* Data provided
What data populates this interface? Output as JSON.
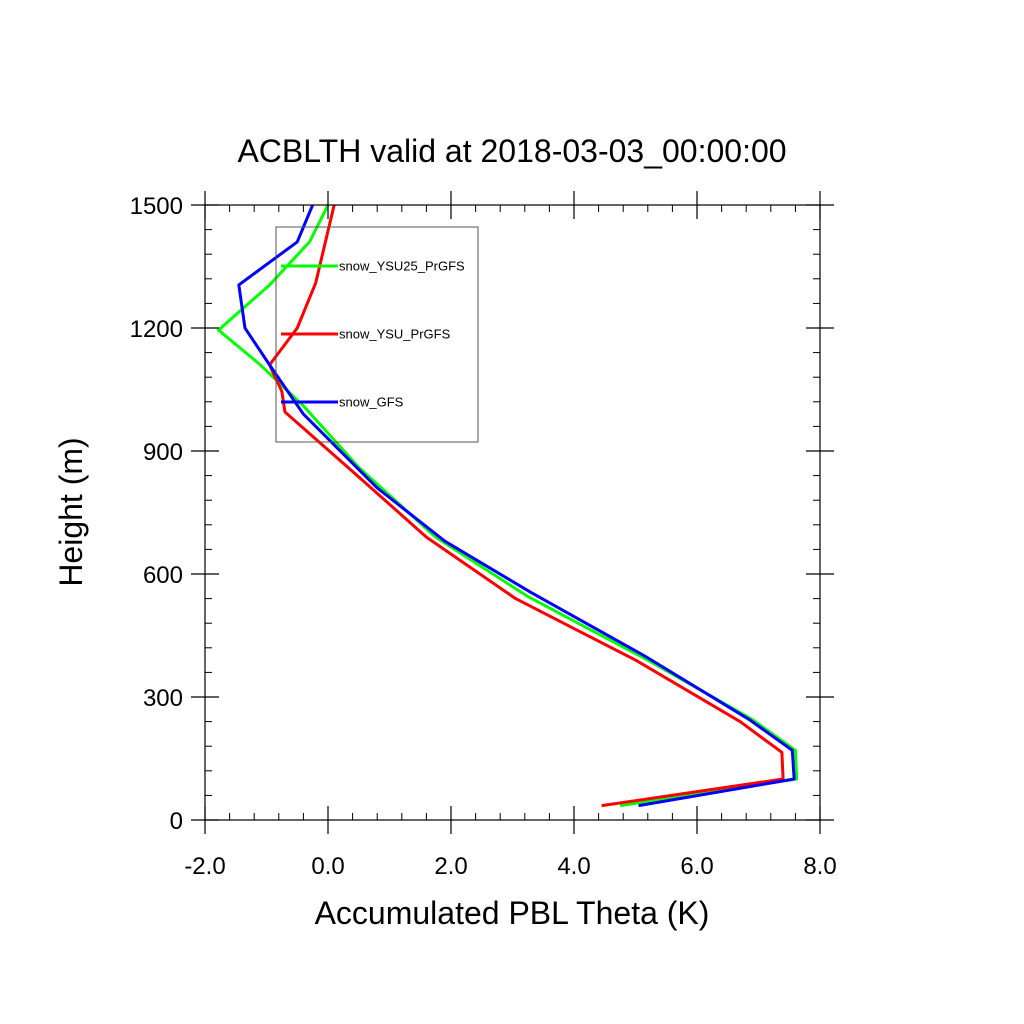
{
  "chart_data": {
    "type": "line",
    "title": "ACBLTH valid at 2018-03-03_00:00:00",
    "xlabel": "Accumulated PBL Theta (K)",
    "ylabel": "Height (m)",
    "xlim": [
      -2.0,
      8.0
    ],
    "ylim": [
      0,
      1500
    ],
    "x_ticks": [
      "-2.0",
      "0.0",
      "2.0",
      "4.0",
      "6.0",
      "8.0"
    ],
    "x_tick_values": [
      -2,
      0,
      2,
      4,
      6,
      8
    ],
    "y_ticks": [
      "0",
      "300",
      "600",
      "900",
      "1200",
      "1500"
    ],
    "y_tick_values": [
      0,
      300,
      600,
      900,
      1200,
      1500
    ],
    "x_minor_step": 0.4,
    "y_minor_step": 60,
    "grid": false,
    "legend_position": "top-left",
    "series": [
      {
        "name": "snow_YSU25_PrGFS",
        "color": "#00ff00",
        "points": [
          [
            4.75,
            35
          ],
          [
            7.62,
            100
          ],
          [
            7.6,
            170
          ],
          [
            6.9,
            245
          ],
          [
            5.2,
            390
          ],
          [
            3.25,
            545
          ],
          [
            1.75,
            690
          ],
          [
            0.5,
            860
          ],
          [
            -0.4,
            1010
          ],
          [
            -1.1,
            1110
          ],
          [
            -1.78,
            1195
          ],
          [
            -0.95,
            1305
          ],
          [
            -0.3,
            1410
          ],
          [
            0.0,
            1500
          ]
        ]
      },
      {
        "name": "snow_YSU_PrGFS",
        "color": "#ff0000",
        "points": [
          [
            4.45,
            35
          ],
          [
            7.4,
            100
          ],
          [
            7.38,
            165
          ],
          [
            6.7,
            240
          ],
          [
            5.0,
            390
          ],
          [
            3.05,
            540
          ],
          [
            1.6,
            690
          ],
          [
            0.4,
            850
          ],
          [
            -0.7,
            995
          ],
          [
            -0.75,
            1045
          ],
          [
            -0.95,
            1110
          ],
          [
            -0.5,
            1200
          ],
          [
            -0.2,
            1310
          ],
          [
            0.1,
            1500
          ]
        ]
      },
      {
        "name": "snow_GFS",
        "color": "#0000ff",
        "points": [
          [
            5.05,
            35
          ],
          [
            7.58,
            100
          ],
          [
            7.55,
            170
          ],
          [
            6.85,
            245
          ],
          [
            5.15,
            400
          ],
          [
            3.3,
            555
          ],
          [
            1.9,
            680
          ],
          [
            0.8,
            810
          ],
          [
            -0.4,
            990
          ],
          [
            -0.95,
            1110
          ],
          [
            -1.35,
            1200
          ],
          [
            -1.45,
            1305
          ],
          [
            -0.5,
            1410
          ],
          [
            -0.25,
            1500
          ]
        ]
      }
    ],
    "legend": [
      {
        "name": "snow_YSU25_PrGFS",
        "color": "#00ff00"
      },
      {
        "name": "snow_YSU_PrGFS",
        "color": "#ff0000"
      },
      {
        "name": "snow_GFS",
        "color": "#0000ff"
      }
    ]
  }
}
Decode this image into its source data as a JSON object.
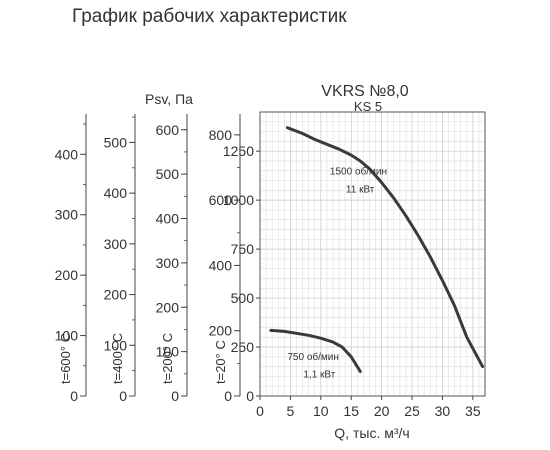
{
  "heading": "График рабочих характеристик",
  "chart_data": {
    "type": "line",
    "title": "VKRS №8,0",
    "subtitle": "KS 5",
    "xlabel": "Q, тыс. м³/ч",
    "ylabel": "Psv, Па",
    "xlim": [
      0,
      37
    ],
    "ylim": [
      0,
      1450
    ],
    "xticks": [
      0,
      5,
      10,
      15,
      20,
      25,
      30,
      35
    ],
    "yticks": [
      0,
      250,
      500,
      750,
      1000,
      1250
    ],
    "grid": true,
    "series": [
      {
        "name": "1500 об/мин",
        "power": "11 кВт",
        "color": "#3a3a3a",
        "x": [
          4.5,
          7,
          9,
          11,
          13,
          15,
          16.5,
          18,
          20,
          22,
          24,
          26,
          28,
          30,
          32,
          34,
          36.6
        ],
        "y": [
          1370,
          1340,
          1310,
          1285,
          1260,
          1230,
          1200,
          1160,
          1090,
          1010,
          920,
          820,
          710,
          590,
          460,
          300,
          150
        ]
      },
      {
        "name": "750 об/мин",
        "power": "1,1 кВт",
        "color": "#3a3a3a",
        "x": [
          1.8,
          4,
          6,
          8,
          10,
          12,
          13.5,
          15,
          16.5
        ],
        "y": [
          335,
          330,
          320,
          310,
          295,
          275,
          250,
          200,
          125
        ]
      }
    ],
    "temperature_scales": [
      {
        "label": "t=20° C",
        "ticks": [
          0,
          200,
          400,
          600,
          800
        ],
        "max": 870
      },
      {
        "label": "t=200° C",
        "ticks": [
          0,
          100,
          200,
          300,
          400,
          500,
          600
        ],
        "max": 640
      },
      {
        "label": "t=400° C",
        "ticks": [
          0,
          100,
          200,
          300,
          400,
          500
        ],
        "max": 560
      },
      {
        "label": "t=600° C",
        "ticks": [
          0,
          100,
          200,
          300,
          400
        ],
        "max": 470
      }
    ]
  }
}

* To do
Output the data above without changes, apart from leaving out the pictures.

* Answer to this problem
What data populates this interface? Output as JSON.
{
  "chart_data": {
    "type": "line",
    "title": "ACBLTH valid at 2018-03-03_00:00:00",
    "xlabel": "Accumulated PBL Theta (K)",
    "ylabel": "Height (m)",
    "xlim": [
      -2.0,
      8.0
    ],
    "ylim": [
      0,
      1500
    ],
    "x_ticks": [
      "-2.0",
      "0.0",
      "2.0",
      "4.0",
      "6.0",
      "8.0"
    ],
    "x_tick_values": [
      -2,
      0,
      2,
      4,
      6,
      8
    ],
    "y_ticks": [
      "0",
      "300",
      "600",
      "900",
      "1200",
      "1500"
    ],
    "y_tick_values": [
      0,
      300,
      600,
      900,
      1200,
      1500
    ],
    "x_minor_step": 0.4,
    "y_minor_step": 60,
    "grid": false,
    "legend_position": "top-left",
    "series": [
      {
        "name": "snow_YSU25_PrGFS",
        "color": "#00ff00",
        "points": [
          [
            4.75,
            35
          ],
          [
            7.62,
            100
          ],
          [
            7.6,
            170
          ],
          [
            6.9,
            245
          ],
          [
            5.2,
            390
          ],
          [
            3.25,
            545
          ],
          [
            1.75,
            690
          ],
          [
            0.5,
            860
          ],
          [
            -0.4,
            1010
          ],
          [
            -1.1,
            1110
          ],
          [
            -1.78,
            1195
          ],
          [
            -0.95,
            1305
          ],
          [
            -0.3,
            1410
          ],
          [
            0.0,
            1500
          ]
        ]
      },
      {
        "name": "snow_YSU_PrGFS",
        "color": "#ff0000",
        "points": [
          [
            4.45,
            35
          ],
          [
            7.4,
            100
          ],
          [
            7.38,
            165
          ],
          [
            6.7,
            240
          ],
          [
            5.0,
            390
          ],
          [
            3.05,
            540
          ],
          [
            1.6,
            690
          ],
          [
            0.4,
            850
          ],
          [
            -0.7,
            995
          ],
          [
            -0.75,
            1045
          ],
          [
            -0.95,
            1110
          ],
          [
            -0.5,
            1200
          ],
          [
            -0.2,
            1310
          ],
          [
            0.1,
            1500
          ]
        ]
      },
      {
        "name": "snow_GFS",
        "color": "#0000ff",
        "points": [
          [
            5.05,
            35
          ],
          [
            7.58,
            100
          ],
          [
            7.55,
            170
          ],
          [
            6.85,
            245
          ],
          [
            5.15,
            400
          ],
          [
            3.3,
            555
          ],
          [
            1.9,
            680
          ],
          [
            0.8,
            810
          ],
          [
            -0.4,
            990
          ],
          [
            -0.95,
            1110
          ],
          [
            -1.35,
            1200
          ],
          [
            -1.45,
            1305
          ],
          [
            -0.5,
            1410
          ],
          [
            -0.25,
            1500
          ]
        ]
      }
    ],
    "legend": [
      {
        "name": "snow_YSU25_PrGFS",
        "color": "#00ff00"
      },
      {
        "name": "snow_YSU_PrGFS",
        "color": "#ff0000"
      },
      {
        "name": "snow_GFS",
        "color": "#0000ff"
      }
    ]
  }
}
Decode this image into its source data as a JSON object.
{
  "heading": "График рабочих характеристик",
  "chart_data": {
    "type": "line",
    "title": "VKRS №8,0",
    "subtitle": "KS 5",
    "xlabel": "Q, тыс. м³/ч",
    "ylabel": "Psv, Па",
    "xlim": [
      0,
      37
    ],
    "ylim": [
      0,
      1450
    ],
    "xticks": [
      0,
      5,
      10,
      15,
      20,
      25,
      30,
      35
    ],
    "yticks": [
      0,
      250,
      500,
      750,
      1000,
      1250
    ],
    "grid": true,
    "series": [
      {
        "name": "1500 об/мин",
        "power": "11 кВт",
        "color": "#3a3a3a",
        "x": [
          4.5,
          7,
          9,
          11,
          13,
          15,
          16.5,
          18,
          20,
          22,
          24,
          26,
          28,
          30,
          32,
          34,
          36.6
        ],
        "y": [
          1370,
          1340,
          1310,
          1285,
          1260,
          1230,
          1200,
          1160,
          1090,
          1010,
          920,
          820,
          710,
          590,
          460,
          300,
          150
        ]
      },
      {
        "name": "750 об/мин",
        "power": "1,1 кВт",
        "color": "#3a3a3a",
        "x": [
          1.8,
          4,
          6,
          8,
          10,
          12,
          13.5,
          15,
          16.5
        ],
        "y": [
          335,
          330,
          320,
          310,
          295,
          275,
          250,
          200,
          125
        ]
      }
    ],
    "temperature_scales": [
      {
        "label": "t=20° C",
        "ticks": [
          0,
          200,
          400,
          600,
          800
        ],
        "max": 870
      },
      {
        "label": "t=200° C",
        "ticks": [
          0,
          100,
          200,
          300,
          400,
          500,
          600
        ],
        "max": 640
      },
      {
        "label": "t=400° C",
        "ticks": [
          0,
          100,
          200,
          300,
          400,
          500
        ],
        "max": 560
      },
      {
        "label": "t=600° C",
        "ticks": [
          0,
          100,
          200,
          300,
          400
        ],
        "max": 470
      }
    ]
  }
}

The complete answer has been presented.